THE REQUEST: Each entry below is to be extracted exactly.

RECORDS TO PROCESS:
=-=-=
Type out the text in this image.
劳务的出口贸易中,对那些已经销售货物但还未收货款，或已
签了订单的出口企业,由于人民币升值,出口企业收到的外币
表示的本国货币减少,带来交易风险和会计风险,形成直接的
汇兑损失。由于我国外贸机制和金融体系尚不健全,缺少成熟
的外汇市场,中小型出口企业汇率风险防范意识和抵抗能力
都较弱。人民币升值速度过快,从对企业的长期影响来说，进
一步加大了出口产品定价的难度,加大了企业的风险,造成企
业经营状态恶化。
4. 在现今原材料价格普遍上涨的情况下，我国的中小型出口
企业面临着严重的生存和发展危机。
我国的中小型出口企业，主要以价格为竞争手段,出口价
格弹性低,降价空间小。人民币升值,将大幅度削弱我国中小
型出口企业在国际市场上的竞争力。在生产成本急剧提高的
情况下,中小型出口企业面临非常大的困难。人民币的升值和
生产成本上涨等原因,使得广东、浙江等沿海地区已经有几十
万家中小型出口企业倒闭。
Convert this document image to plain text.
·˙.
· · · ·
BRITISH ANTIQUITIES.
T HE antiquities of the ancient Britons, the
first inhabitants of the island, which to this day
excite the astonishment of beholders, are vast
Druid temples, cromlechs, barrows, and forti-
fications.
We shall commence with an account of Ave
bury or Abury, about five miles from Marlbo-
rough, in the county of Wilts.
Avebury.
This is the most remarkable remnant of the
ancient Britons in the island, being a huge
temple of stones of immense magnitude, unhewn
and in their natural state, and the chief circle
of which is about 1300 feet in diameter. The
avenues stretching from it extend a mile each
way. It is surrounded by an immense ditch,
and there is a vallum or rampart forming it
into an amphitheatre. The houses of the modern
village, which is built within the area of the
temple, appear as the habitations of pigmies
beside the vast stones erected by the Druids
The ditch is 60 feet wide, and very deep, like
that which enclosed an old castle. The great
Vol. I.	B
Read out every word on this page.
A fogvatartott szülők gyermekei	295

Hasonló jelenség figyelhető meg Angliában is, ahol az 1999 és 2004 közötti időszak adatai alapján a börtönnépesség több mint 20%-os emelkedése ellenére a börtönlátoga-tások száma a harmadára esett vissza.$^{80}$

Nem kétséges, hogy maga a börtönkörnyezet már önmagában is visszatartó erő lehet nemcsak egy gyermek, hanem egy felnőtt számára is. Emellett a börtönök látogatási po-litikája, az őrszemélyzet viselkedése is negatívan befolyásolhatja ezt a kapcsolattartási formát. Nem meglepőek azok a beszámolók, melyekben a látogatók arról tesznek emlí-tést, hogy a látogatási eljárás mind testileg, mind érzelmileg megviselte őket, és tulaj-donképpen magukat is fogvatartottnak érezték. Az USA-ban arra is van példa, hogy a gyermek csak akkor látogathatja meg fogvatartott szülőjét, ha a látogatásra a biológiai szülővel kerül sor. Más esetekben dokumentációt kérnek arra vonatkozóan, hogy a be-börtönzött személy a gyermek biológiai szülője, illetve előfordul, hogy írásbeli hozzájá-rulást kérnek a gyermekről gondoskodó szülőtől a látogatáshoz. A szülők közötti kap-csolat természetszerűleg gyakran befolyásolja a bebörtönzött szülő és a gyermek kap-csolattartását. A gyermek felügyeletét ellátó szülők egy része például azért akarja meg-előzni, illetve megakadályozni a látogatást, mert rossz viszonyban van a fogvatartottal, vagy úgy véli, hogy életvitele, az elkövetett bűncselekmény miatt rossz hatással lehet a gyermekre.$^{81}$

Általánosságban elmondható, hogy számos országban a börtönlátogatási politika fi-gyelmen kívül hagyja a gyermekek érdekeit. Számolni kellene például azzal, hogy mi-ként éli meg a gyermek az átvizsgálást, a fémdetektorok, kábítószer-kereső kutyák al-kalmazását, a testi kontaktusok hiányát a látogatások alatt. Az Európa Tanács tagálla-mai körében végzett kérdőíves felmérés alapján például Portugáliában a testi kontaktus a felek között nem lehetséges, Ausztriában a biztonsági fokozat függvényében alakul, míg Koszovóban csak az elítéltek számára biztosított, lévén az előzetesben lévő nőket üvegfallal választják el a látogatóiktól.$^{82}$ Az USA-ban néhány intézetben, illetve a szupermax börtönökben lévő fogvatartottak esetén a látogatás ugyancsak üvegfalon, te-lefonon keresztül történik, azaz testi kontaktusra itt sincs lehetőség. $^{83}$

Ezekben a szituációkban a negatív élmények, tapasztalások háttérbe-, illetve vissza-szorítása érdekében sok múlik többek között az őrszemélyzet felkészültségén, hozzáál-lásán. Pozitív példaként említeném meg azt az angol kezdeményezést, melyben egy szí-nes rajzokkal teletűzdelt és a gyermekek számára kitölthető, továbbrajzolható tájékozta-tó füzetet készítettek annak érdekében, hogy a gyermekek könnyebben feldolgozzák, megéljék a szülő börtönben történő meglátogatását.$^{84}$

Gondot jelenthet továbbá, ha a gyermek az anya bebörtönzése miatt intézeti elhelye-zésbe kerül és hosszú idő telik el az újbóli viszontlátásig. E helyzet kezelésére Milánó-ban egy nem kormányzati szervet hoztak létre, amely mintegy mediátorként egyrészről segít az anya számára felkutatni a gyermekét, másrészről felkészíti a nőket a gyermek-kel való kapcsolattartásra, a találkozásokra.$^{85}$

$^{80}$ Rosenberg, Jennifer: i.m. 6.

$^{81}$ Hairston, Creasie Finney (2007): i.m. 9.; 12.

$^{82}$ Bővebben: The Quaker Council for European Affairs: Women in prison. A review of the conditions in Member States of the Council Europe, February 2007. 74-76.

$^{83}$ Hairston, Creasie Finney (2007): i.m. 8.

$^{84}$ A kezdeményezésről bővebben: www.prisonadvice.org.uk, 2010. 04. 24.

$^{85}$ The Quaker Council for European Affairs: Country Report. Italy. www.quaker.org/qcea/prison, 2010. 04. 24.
=-=-=
COMPLETED EXERCISE:
Type out the text in this image.
劳务的出口贸易中,对那些已经销售货物但还未收货款，或已
签了订单的出口企业,由于人民币升值,出口企业收到的外币
表示的本国货币减少,带来交易风险和会计风险,形成直接的
汇兑损失。由于我国外贸机制和金融体系尚不健全,缺少成熟
的外汇市场,中小型出口企业汇率风险防范意识和抵抗能力
都较弱。人民币升值速度过快,从对企业的长期影响来说，进
一步加大了出口产品定价的难度,加大了企业的风险,造成企
业经营状态恶化。
4. 在现今原材料价格普遍上涨的情况下，我国的中小型出口
企业面临着严重的生存和发展危机。
我国的中小型出口企业，主要以价格为竞争手段,出口价
格弹性低,降价空间小。人民币升值,将大幅度削弱我国中小
型出口企业在国际市场上的竞争力。在生产成本急剧提高的
情况下,中小型出口企业面临非常大的困难。人民币的升值和
生产成本上涨等原因,使得广东、浙江等沿海地区已经有几十
万家中小型出口企业倒闭。
Convert this document image to plain text.
·˙.
· · · ·
BRITISH ANTIQUITIES.
T HE antiquities of the ancient Britons, the
first inhabitants of the island, which to this day
excite the astonishment of beholders, are vast
Druid temples, cromlechs, barrows, and forti-
fications.
We shall commence with an account of Ave
bury or Abury, about five miles from Marlbo-
rough, in the county of Wilts.
Avebury.
This is the most remarkable remnant of the
ancient Britons in the island, being a huge
temple of stones of immense magnitude, unhewn
and in their natural state, and the chief circle
of which is about 1300 feet in diameter. The
avenues stretching from it extend a mile each
way. It is surrounded by an immense ditch,
and there is a vallum or rampart forming it
into an amphitheatre. The houses of the modern
village, which is built within the area of the
temple, appear as the habitations of pigmies
beside the vast stones erected by the Druids
The ditch is 60 feet wide, and very deep, like
that which enclosed an old castle. The great
Vol. I.	B
Read out every word on this page.
A fogvatartott szülők gyermekei	295

Hasonló jelenség figyelhető meg Angliában is, ahol az 1999 és 2004 közötti időszak adatai alapján a börtönnépesség több mint 20%-os emelkedése ellenére a börtönlátoga-tások száma a harmadára esett vissza.$^{80}$

Nem kétséges, hogy maga a börtönkörnyezet már önmagában is visszatartó erő lehet nemcsak egy gyermek, hanem egy felnőtt számára is. Emellett a börtönök látogatási po-litikája, az őrszemélyzet viselkedése is negatívan befolyásolhatja ezt a kapcsolattartási formát. Nem meglepőek azok a beszámolók, melyekben a látogatók arról tesznek emlí-tést, hogy a látogatási eljárás mind testileg, mind érzelmileg megviselte őket, és tulaj-donképpen magukat is fogvatartottnak érezték. Az USA-ban arra is van példa, hogy a gyermek csak akkor látogathatja meg fogvatartott szülőjét, ha a látogatásra a biológiai szülővel kerül sor. Más esetekben dokumentációt kérnek arra vonatkozóan, hogy a be-börtönzött személy a gyermek biológiai szülője, illetve előfordul, hogy írásbeli hozzájá-rulást kérnek a gyermekről gondoskodó szülőtől a látogatáshoz. A szülők közötti kap-csolat természetszerűleg gyakran befolyásolja a bebörtönzött szülő és a gyermek kap-csolattartását. A gyermek felügyeletét ellátó szülők egy része például azért akarja meg-előzni, illetve megakadályozni a látogatást, mert rossz viszonyban van a fogvatartottal, vagy úgy véli, hogy életvitele, az elkövetett bűncselekmény miatt rossz hatással lehet a gyermekre.$^{81}$

Általánosságban elmondható, hogy számos országban a börtönlátogatási politika fi-gyelmen kívül hagyja a gyermekek érdekeit. Számolni kellene például azzal, hogy mi-ként éli meg a gyermek az átvizsgálást, a fémdetektorok, kábítószer-kereső kutyák al-kalmazását, a testi kontaktusok hiányát a látogatások alatt. Az Európa Tanács tagálla-mai körében végzett kérdőíves felmérés alapján például Portugáliában a testi kontaktus a felek között nem lehetséges, Ausztriában a biztonsági fokozat függvényében alakul, míg Koszovóban csak az elítéltek számára biztosított, lévén az előzetesben lévő nőket üvegfallal választják el a látogatóiktól.$^{82}$ Az USA-ban néhány intézetben, illetve a szupermax börtönökben lévő fogvatartottak esetén a látogatás ugyancsak üvegfalon, te-lefonon keresztül történik, azaz testi kontaktusra itt sincs lehetőség. $^{83}$

Ezekben a szituációkban a negatív élmények, tapasztalások háttérbe-, illetve vissza-szorítása érdekében sok múlik többek között az őrszemélyzet felkészültségén, hozzáál-lásán. Pozitív példaként említeném meg azt az angol kezdeményezést, melyben egy szí-nes rajzokkal teletűzdelt és a gyermekek számára kitölthető, továbbrajzolható tájékozta-tó füzetet készítettek annak érdekében, hogy a gyermekek könnyebben feldolgozzák, megéljék a szülő börtönben történő meglátogatását.$^{84}$

Gondot jelenthet továbbá, ha a gyermek az anya bebörtönzése miatt intézeti elhelye-zésbe kerül és hosszú idő telik el az újbóli viszontlátásig. E helyzet kezelésére Milánó-ban egy nem kormányzati szervet hoztak létre, amely mintegy mediátorként egyrészről segít az anya számára felkutatni a gyermekét, másrészről felkészíti a nőket a gyermek-kel való kapcsolattartásra, a találkozásokra.$^{85}$

$^{80}$ Rosenberg, Jennifer: i.m. 6.

$^{81}$ Hairston, Creasie Finney (2007): i.m. 9.; 12.

$^{82}$ Bővebben: The Quaker Council for European Affairs: Women in prison. A review of the conditions in Member States of the Council Europe, February 2007. 74-76.

$^{83}$ Hairston, Creasie Finney (2007): i.m. 8.

$^{84}$ A kezdeményezésről bővebben: www.prisonadvice.org.uk, 2010. 04. 24.

$^{85}$ The Quaker Council for European Affairs: Country Report. Italy. www.quaker.org/qcea/prison, 2010. 04. 24.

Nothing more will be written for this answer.